[Extracted data entries]

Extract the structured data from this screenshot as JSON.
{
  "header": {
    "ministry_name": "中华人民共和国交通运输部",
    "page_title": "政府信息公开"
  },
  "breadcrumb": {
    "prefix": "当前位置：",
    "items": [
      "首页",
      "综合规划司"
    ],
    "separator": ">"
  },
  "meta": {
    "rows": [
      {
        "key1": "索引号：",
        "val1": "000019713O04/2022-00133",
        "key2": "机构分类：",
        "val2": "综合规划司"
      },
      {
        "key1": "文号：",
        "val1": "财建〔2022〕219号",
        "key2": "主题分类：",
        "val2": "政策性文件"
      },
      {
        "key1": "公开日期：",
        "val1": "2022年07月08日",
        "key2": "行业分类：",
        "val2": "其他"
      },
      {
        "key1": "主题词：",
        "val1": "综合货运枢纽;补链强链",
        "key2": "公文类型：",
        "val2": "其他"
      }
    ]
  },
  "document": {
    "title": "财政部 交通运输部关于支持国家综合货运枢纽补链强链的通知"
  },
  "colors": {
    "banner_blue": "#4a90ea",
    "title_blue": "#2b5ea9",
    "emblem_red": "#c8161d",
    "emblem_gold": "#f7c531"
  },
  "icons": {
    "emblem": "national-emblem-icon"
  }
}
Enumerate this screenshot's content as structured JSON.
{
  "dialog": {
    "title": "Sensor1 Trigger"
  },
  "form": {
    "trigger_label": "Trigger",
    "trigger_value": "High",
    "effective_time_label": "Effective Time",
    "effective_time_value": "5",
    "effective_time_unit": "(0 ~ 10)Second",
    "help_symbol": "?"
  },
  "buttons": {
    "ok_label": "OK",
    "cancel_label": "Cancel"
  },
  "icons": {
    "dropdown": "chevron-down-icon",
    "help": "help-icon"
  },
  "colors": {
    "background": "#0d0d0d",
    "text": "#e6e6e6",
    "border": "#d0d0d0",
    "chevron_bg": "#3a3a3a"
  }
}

**What you will do:** Extract every line that has the string "this" in it.

**Solution to the exercise:**
Extract the structured data from this screenshot as JSON.
Enumerate this screenshot's content as structured JSON.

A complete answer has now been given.